▸ **STATED GOAL**:
Find the word "this" in the records below. List each line containing it.

▸ **MATERIAL PROVIDED**:
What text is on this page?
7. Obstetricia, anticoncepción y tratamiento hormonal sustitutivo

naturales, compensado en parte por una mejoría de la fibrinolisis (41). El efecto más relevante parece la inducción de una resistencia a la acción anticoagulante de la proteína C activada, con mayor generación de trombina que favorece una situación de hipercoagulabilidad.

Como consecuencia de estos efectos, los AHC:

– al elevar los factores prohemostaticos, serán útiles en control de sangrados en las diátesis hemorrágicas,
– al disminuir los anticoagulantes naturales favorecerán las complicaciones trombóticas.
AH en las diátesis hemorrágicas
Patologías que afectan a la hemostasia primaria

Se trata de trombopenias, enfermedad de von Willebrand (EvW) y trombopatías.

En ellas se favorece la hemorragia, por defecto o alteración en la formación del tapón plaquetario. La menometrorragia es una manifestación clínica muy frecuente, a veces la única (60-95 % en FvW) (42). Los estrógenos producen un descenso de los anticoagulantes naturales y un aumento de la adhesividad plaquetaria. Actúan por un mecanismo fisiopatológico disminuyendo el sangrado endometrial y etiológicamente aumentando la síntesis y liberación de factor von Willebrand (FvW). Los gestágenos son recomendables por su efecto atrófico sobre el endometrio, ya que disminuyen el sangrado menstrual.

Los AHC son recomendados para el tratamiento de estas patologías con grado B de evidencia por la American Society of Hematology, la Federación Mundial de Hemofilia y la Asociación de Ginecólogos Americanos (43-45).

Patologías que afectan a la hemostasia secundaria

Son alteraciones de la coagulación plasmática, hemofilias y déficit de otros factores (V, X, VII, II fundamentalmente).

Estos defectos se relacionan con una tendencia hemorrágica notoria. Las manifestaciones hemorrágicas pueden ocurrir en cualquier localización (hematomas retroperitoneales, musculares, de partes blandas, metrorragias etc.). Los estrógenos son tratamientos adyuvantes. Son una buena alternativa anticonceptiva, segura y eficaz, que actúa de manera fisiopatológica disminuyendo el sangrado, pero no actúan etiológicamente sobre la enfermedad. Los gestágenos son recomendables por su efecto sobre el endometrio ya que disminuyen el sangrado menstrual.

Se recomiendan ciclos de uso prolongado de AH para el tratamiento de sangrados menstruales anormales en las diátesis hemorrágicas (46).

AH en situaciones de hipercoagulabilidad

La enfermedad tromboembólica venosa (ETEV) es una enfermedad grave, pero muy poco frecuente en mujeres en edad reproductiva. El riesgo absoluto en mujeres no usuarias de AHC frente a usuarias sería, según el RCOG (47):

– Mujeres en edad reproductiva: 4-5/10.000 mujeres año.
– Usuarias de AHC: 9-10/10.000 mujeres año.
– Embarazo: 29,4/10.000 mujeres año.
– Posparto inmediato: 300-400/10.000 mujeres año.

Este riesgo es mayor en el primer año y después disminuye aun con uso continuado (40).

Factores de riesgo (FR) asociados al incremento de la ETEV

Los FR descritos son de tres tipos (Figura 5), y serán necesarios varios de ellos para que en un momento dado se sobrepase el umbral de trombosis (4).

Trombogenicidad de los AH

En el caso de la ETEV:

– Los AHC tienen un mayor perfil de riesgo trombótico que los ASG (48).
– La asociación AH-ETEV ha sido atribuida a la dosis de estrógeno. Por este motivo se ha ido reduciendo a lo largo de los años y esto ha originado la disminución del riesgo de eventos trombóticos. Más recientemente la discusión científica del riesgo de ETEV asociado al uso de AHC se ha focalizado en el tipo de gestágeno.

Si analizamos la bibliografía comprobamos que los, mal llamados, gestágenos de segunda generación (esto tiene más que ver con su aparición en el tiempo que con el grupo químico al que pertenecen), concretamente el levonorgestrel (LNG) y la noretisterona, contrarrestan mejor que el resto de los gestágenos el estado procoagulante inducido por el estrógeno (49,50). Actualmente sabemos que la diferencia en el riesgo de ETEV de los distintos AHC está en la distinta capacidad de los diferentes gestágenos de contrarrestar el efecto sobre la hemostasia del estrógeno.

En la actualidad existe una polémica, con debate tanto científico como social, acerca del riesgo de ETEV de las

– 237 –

==

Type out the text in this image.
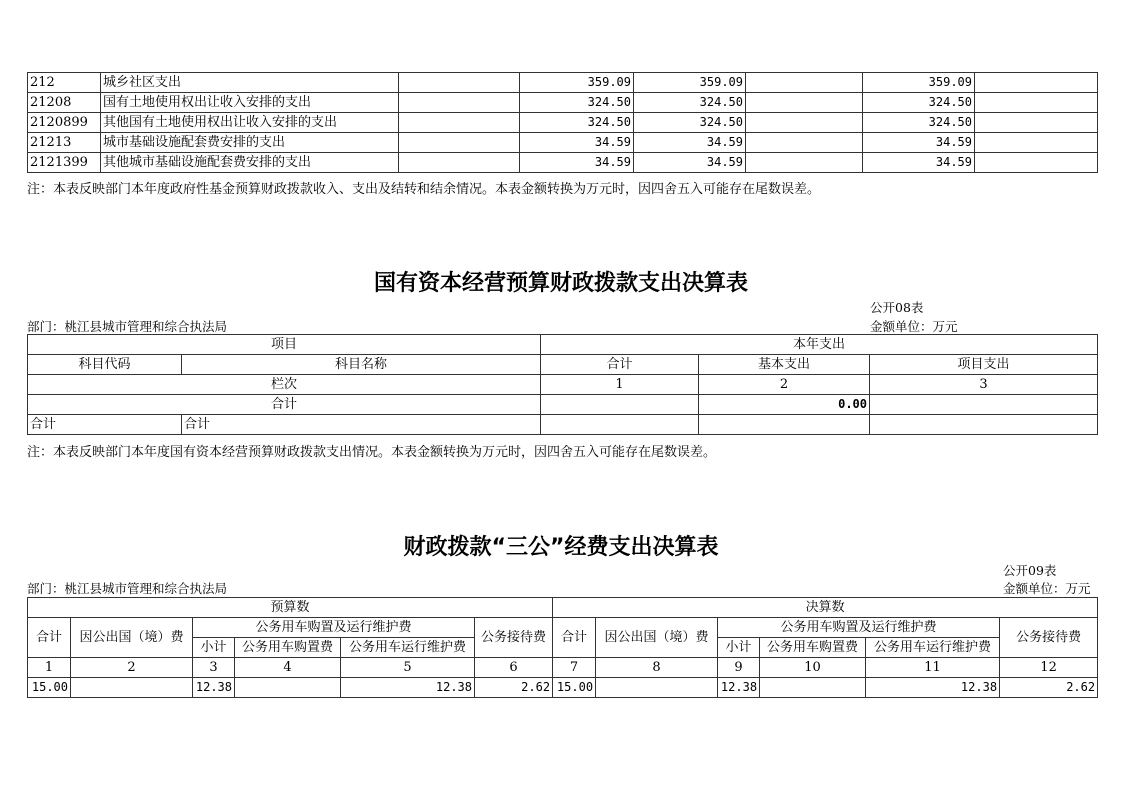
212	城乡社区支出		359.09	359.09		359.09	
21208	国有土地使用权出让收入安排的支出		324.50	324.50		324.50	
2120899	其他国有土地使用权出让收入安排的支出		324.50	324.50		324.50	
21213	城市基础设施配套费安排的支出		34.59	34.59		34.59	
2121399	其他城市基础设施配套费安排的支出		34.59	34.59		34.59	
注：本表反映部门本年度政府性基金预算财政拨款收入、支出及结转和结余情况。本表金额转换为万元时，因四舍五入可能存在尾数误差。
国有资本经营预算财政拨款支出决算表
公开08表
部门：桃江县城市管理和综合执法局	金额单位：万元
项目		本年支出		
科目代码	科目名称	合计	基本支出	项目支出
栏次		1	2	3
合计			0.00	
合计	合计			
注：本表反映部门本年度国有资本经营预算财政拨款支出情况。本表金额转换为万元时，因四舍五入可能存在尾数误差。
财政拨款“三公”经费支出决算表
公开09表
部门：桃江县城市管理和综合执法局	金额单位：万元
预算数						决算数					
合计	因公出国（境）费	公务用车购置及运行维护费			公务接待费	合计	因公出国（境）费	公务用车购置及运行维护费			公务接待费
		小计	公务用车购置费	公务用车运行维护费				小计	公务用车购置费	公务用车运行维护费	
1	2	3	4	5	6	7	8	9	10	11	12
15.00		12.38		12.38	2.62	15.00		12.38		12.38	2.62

▸ **WRITTEN REPLY**:
What text is on this page?
Type out the text in this image.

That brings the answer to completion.